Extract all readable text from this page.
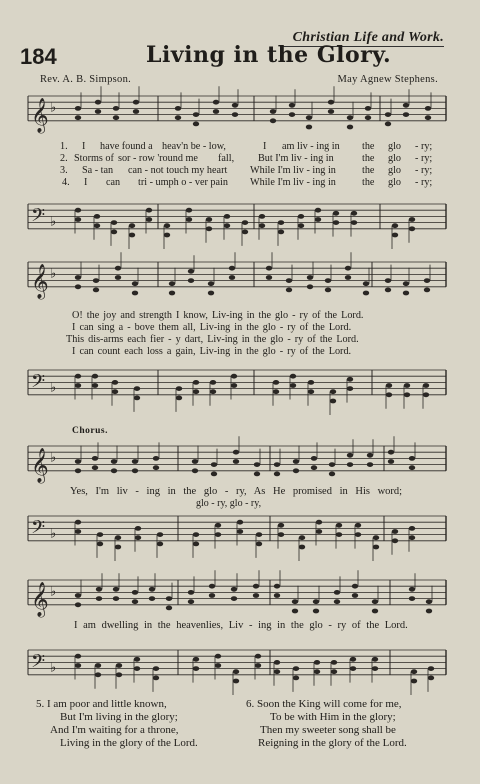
Christian Life and Work.
184	Living in the Glory.
Rev. A. B. Simpson.	May Agnew Stephens.
𝄞 ♭
𝄢 ♭
𝄞 ♭
𝄢 ♭
𝄞 ♭
𝄢 ♭
𝄞 ♭
𝄢 ♭
1. I have found a heav'n be - low,	I am liv - ing in the glo - ry;
2. Storms of sor - row 'round me fall, But I'm liv - ing in	the glo - ry;
3. Sa - tan can - not touch my heart While I'm liv - ing in	the glo - ry;
4. I can tri - umph o - ver pain While I'm liv - ing in	the glo - ry;
O! the joy and strength I know, Liv-ing in the glo - ry of the Lord.
I can sing a - bove them all, Liv-ing in the glo - ry of the Lord.
This dis-arms each fier - y dart, Liv-ing in the glo - ry of the Lord.
I can count each loss a gain, Liv-ing in the glo - ry of the Lord.
Chorus.
Yes, I'm liv - ing in the glo - ry, As He promised in His word;
glo - ry, glo - ry,
I am dwelling in the heavenlies, Liv - ing in the glo - ry of the Lord.
5. I am poor and little known,
But I'm living in the glory;
And I'm waiting for a throne,
Living in the glory of the Lord.
6. Soon the King will come for me,
To be with Him in the glory;
Then my sweeter song shall be
Reigning in the glory of the Lord.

-- SHORT TASK --
Every record must be copied exactly, with the pictures left out.

-- RESPONSE BELOW --
Extract all readable text from this page.
Christian Life and Work.
184	Living in the Glory.
Rev. A. B. Simpson.	May Agnew Stephens.
𝄞 ♭
𝄢 ♭
𝄞 ♭
𝄢 ♭
𝄞 ♭
𝄢 ♭
𝄞 ♭
𝄢 ♭
1. I have found a heav'n be - low,	I am liv - ing in the glo - ry;
2. Storms of sor - row 'round me fall, But I'm liv - ing in	the glo - ry;
3. Sa - tan can - not touch my heart While I'm liv - ing in	the glo - ry;
4. I can tri - umph o - ver pain While I'm liv - ing in	the glo - ry;
O! the joy and strength I know, Liv-ing in the glo - ry of the Lord.
I can sing a - bove them all, Liv-ing in the glo - ry of the Lord.
This dis-arms each fier - y dart, Liv-ing in the glo - ry of the Lord.
I can count each loss a gain, Liv-ing in the glo - ry of the Lord.
Chorus.
Yes, I'm liv - ing in the glo - ry, As He promised in His word;
glo - ry, glo - ry,
I am dwelling in the heavenlies, Liv - ing in the glo - ry of the Lord.
5. I am poor and little known,
But I'm living in the glory;
And I'm waiting for a throne,
Living in the glory of the Lord.
6. Soon the King will come for me,
To be with Him in the glory;
Then my sweeter song shall be
Reigning in the glory of the Lord.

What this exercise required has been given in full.